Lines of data
● ● ● ● ●

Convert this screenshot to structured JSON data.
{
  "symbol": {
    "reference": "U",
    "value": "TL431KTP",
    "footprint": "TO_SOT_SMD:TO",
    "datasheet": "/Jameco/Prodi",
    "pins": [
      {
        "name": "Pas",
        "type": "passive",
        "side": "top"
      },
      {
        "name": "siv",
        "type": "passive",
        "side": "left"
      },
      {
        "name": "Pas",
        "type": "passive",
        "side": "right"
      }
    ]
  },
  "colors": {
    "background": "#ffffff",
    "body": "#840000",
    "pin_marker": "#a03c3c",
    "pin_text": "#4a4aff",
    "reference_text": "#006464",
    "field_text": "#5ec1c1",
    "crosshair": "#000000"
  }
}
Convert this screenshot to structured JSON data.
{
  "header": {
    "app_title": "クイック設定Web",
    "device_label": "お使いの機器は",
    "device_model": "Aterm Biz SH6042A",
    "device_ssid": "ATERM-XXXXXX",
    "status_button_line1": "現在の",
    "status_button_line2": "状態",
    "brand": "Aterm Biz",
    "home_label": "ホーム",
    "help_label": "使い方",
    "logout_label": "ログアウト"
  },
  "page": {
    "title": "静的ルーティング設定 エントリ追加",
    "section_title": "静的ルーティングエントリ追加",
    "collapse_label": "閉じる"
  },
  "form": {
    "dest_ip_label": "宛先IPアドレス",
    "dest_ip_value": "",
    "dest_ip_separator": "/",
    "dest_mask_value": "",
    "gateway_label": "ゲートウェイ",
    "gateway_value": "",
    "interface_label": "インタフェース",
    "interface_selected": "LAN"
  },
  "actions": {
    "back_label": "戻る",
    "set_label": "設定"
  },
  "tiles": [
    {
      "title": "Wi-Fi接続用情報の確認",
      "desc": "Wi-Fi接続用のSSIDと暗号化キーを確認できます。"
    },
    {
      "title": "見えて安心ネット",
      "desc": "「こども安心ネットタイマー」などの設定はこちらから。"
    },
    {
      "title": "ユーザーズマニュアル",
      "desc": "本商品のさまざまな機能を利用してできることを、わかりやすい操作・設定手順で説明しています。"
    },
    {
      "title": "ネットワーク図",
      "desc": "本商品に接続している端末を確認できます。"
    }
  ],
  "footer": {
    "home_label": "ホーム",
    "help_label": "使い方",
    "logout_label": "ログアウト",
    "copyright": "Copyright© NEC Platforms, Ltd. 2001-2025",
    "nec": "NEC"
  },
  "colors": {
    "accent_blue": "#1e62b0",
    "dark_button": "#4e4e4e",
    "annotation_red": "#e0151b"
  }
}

● ● ● ● ●

WHAT IS ASKED —
Return each entry from the material above exactly as it appears.

TASK OUTPUT —
Convert this screenshot to structured JSON data.
{
  "symbol": {
    "reference": "U",
    "value": "TL431KTP",
    "footprint": "TO_SOT_SMD:TO",
    "datasheet": "/Jameco/Prodi",
    "pins": [
      {
        "name": "Pas",
        "type": "passive",
        "side": "top"
      },
      {
        "name": "siv",
        "type": "passive",
        "side": "left"
      },
      {
        "name": "Pas",
        "type": "passive",
        "side": "right"
      }
    ]
  },
  "colors": {
    "background": "#ffffff",
    "body": "#840000",
    "pin_marker": "#a03c3c",
    "pin_text": "#4a4aff",
    "reference_text": "#006464",
    "field_text": "#5ec1c1",
    "crosshair": "#000000"
  }
}
Convert this screenshot to structured JSON data.
{
  "header": {
    "app_title": "クイック設定Web",
    "device_label": "お使いの機器は",
    "device_model": "Aterm Biz SH6042A",
    "device_ssid": "ATERM-XXXXXX",
    "status_button_line1": "現在の",
    "status_button_line2": "状態",
    "brand": "Aterm Biz",
    "home_label": "ホーム",
    "help_label": "使い方",
    "logout_label": "ログアウト"
  },
  "page": {
    "title": "静的ルーティング設定 エントリ追加",
    "section_title": "静的ルーティングエントリ追加",
    "collapse_label": "閉じる"
  },
  "form": {
    "dest_ip_label": "宛先IPアドレス",
    "dest_ip_value": "",
    "dest_ip_separator": "/",
    "dest_mask_value": "",
    "gateway_label": "ゲートウェイ",
    "gateway_value": "",
    "interface_label": "インタフェース",
    "interface_selected": "LAN"
  },
  "actions": {
    "back_label": "戻る",
    "set_label": "設定"
  },
  "tiles": [
    {
      "title": "Wi-Fi接続用情報の確認",
      "desc": "Wi-Fi接続用のSSIDと暗号化キーを確認できます。"
    },
    {
      "title": "見えて安心ネット",
      "desc": "「こども安心ネットタイマー」などの設定はこちらから。"
    },
    {
      "title": "ユーザーズマニュアル",
      "desc": "本商品のさまざまな機能を利用してできることを、わかりやすい操作・設定手順で説明しています。"
    },
    {
      "title": "ネットワーク図",
      "desc": "本商品に接続している端末を確認できます。"
    }
  ],
  "footer": {
    "home_label": "ホーム",
    "help_label": "使い方",
    "logout_label": "ログアウト",
    "copyright": "Copyright© NEC Platforms, Ltd. 2001-2025",
    "nec": "NEC"
  },
  "colors": {
    "accent_blue": "#1e62b0",
    "dark_button": "#4e4e4e",
    "annotation_red": "#e0151b"
  }
}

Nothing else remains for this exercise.